▶ _Lines of data_:
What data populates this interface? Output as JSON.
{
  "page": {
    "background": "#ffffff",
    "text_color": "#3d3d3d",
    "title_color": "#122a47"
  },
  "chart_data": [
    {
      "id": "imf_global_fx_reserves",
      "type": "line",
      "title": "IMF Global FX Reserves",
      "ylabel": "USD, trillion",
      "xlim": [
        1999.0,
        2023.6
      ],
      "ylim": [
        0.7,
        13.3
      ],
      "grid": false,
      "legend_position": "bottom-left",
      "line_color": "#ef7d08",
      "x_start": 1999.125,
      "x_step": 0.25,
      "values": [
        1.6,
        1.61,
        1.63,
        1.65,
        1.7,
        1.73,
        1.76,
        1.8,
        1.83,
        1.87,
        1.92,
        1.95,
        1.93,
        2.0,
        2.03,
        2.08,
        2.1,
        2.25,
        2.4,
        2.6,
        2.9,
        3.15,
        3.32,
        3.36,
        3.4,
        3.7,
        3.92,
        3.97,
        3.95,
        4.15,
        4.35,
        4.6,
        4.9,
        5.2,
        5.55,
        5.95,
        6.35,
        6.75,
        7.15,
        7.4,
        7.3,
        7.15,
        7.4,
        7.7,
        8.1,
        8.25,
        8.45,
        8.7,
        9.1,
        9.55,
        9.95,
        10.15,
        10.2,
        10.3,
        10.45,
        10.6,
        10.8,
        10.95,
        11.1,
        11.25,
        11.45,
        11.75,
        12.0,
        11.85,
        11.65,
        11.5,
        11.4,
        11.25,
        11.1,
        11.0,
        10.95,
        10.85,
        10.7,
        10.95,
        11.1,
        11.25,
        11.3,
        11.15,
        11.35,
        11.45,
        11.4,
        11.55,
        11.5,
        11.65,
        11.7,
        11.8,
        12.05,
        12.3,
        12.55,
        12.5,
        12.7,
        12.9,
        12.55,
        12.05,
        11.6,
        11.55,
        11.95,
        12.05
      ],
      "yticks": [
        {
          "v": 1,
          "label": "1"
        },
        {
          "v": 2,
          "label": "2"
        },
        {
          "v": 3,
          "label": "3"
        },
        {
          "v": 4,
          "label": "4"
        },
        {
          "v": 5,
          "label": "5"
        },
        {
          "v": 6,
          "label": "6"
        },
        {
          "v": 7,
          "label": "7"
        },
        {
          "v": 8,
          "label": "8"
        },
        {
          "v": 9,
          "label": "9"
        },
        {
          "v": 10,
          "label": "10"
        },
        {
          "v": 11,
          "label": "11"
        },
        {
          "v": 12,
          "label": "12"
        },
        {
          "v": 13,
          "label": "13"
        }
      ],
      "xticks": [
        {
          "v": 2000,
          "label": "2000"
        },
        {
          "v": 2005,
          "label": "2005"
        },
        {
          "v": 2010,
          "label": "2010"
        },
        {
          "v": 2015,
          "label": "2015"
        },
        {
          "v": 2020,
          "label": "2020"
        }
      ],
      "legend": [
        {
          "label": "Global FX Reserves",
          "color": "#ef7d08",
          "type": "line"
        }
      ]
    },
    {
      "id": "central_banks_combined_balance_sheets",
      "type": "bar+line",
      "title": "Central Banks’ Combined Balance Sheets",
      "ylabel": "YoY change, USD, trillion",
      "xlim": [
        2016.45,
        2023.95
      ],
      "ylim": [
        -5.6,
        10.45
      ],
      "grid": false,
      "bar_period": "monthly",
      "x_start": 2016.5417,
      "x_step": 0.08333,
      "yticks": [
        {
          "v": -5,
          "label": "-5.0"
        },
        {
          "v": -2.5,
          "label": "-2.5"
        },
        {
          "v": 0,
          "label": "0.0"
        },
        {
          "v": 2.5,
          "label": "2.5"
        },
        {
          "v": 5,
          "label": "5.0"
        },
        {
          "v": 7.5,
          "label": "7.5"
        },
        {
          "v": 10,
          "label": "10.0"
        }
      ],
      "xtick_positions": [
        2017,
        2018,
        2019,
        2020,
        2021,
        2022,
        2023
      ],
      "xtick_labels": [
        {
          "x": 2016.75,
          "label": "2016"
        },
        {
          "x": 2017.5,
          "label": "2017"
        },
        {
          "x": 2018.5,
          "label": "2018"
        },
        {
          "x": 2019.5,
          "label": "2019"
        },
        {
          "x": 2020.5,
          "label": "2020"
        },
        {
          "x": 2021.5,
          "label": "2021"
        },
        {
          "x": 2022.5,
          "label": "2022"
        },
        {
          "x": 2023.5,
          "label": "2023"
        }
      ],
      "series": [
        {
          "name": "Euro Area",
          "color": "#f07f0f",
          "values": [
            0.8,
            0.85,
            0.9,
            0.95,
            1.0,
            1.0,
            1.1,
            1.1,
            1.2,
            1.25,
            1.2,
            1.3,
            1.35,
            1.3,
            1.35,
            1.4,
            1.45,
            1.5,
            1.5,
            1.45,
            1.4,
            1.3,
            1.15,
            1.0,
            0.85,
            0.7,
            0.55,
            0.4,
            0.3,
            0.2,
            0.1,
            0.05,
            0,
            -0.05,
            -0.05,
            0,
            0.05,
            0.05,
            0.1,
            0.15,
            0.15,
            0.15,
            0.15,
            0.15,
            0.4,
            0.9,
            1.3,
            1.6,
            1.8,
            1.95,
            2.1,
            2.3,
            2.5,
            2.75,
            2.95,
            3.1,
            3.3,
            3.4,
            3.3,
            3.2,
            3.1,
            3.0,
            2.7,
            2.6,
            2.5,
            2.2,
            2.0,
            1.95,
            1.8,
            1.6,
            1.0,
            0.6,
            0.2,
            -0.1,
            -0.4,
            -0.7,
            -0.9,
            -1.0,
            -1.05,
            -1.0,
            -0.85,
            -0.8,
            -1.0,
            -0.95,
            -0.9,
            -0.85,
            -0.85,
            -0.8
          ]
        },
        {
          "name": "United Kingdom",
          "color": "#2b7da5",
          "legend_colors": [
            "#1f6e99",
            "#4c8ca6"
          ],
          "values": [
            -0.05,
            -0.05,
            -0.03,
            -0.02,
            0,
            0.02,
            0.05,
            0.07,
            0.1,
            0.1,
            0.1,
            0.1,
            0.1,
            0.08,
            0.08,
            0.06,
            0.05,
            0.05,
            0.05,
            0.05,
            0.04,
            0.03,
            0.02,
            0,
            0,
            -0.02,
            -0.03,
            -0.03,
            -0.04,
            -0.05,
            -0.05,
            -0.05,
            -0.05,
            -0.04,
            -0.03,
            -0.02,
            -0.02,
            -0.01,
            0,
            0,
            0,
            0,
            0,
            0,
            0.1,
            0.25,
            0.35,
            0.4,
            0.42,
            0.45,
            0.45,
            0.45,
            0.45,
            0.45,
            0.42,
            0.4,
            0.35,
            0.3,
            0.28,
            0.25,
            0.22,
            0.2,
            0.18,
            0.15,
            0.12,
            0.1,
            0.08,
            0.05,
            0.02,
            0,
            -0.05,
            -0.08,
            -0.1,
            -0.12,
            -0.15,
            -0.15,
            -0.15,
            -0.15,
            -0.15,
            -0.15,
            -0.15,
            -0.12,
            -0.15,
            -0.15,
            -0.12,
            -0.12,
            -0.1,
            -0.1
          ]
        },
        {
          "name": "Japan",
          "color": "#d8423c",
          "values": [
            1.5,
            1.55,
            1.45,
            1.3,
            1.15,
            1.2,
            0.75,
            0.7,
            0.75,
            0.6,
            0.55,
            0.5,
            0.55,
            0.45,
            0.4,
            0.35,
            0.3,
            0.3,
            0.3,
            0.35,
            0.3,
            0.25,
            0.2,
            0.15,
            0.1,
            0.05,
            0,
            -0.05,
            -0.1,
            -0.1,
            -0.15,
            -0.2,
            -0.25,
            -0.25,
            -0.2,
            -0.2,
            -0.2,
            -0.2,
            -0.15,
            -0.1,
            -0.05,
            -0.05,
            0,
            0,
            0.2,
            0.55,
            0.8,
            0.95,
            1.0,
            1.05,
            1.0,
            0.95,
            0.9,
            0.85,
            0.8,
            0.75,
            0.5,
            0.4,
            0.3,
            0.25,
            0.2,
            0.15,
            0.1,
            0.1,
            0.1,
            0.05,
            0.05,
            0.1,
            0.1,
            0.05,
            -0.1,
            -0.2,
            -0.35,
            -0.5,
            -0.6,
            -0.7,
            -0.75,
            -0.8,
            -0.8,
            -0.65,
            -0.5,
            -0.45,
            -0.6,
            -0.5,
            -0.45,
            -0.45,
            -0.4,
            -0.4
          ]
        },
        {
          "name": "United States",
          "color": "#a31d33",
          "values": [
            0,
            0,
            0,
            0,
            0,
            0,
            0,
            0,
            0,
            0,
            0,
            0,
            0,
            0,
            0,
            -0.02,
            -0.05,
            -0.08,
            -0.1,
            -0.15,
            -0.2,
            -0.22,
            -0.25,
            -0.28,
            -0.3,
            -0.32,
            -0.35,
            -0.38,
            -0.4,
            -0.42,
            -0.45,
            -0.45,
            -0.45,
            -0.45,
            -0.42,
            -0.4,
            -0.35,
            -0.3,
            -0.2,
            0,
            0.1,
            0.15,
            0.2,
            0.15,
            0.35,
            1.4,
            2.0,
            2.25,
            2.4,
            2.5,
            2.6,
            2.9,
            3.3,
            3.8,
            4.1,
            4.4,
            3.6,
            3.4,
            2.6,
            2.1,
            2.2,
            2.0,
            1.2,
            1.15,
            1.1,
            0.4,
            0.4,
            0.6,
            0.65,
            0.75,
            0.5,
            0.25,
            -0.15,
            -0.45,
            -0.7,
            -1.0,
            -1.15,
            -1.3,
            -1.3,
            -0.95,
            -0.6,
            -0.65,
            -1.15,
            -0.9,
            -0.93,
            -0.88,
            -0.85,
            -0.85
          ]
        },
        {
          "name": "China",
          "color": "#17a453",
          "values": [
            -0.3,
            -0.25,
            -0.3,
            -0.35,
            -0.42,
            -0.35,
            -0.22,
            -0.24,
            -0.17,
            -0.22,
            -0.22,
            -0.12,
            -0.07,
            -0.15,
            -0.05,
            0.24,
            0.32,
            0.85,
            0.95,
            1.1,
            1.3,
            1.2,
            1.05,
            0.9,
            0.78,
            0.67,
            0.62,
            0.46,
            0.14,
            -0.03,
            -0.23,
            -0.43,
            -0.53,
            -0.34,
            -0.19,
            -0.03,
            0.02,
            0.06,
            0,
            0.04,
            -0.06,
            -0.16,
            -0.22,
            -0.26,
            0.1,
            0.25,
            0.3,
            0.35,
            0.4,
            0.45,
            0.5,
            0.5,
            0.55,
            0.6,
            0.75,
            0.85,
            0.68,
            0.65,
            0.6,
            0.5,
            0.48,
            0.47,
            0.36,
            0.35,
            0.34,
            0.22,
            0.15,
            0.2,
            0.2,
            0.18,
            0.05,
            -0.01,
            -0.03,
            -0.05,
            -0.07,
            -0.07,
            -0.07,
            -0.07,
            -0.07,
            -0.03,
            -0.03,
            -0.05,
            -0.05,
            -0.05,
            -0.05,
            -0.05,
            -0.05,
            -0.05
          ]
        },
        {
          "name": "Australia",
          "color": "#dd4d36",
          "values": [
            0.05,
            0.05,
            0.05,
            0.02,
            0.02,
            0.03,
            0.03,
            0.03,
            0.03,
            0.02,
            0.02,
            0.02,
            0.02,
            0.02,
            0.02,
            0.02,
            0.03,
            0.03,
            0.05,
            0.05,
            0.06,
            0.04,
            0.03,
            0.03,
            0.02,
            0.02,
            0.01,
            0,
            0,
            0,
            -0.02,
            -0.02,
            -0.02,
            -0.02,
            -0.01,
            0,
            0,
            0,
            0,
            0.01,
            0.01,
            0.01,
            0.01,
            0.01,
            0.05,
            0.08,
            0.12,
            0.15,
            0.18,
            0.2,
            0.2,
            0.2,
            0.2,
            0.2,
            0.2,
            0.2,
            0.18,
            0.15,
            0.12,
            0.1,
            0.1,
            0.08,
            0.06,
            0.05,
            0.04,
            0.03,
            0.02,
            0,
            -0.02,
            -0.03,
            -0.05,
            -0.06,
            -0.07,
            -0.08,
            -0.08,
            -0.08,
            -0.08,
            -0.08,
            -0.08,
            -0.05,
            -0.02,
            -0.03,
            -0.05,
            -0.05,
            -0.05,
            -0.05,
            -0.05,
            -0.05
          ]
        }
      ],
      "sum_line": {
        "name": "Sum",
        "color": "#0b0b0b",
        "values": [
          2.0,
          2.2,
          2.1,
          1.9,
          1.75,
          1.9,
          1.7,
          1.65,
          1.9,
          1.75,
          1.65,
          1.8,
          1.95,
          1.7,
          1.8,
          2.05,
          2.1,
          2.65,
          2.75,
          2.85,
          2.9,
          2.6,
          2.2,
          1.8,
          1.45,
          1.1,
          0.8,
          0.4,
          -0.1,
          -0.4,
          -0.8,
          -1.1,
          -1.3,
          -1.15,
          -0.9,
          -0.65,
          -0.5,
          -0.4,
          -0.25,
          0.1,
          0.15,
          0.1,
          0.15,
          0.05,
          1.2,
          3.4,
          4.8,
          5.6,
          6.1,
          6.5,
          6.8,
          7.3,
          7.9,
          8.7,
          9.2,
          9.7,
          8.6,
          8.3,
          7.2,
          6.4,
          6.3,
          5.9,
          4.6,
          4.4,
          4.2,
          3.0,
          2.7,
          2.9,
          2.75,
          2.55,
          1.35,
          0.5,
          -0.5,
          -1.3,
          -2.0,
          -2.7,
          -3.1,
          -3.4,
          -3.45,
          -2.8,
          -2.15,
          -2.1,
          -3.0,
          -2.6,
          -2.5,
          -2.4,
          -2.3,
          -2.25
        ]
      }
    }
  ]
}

▶ _SET EXERCISE_:
Select the lines that carry the string "trillion" and copy them.

▶ _EXERCISE RESPONSE_:
      "ylabel": "USD, trillion",
      "ylabel": "YoY change, USD, trillion",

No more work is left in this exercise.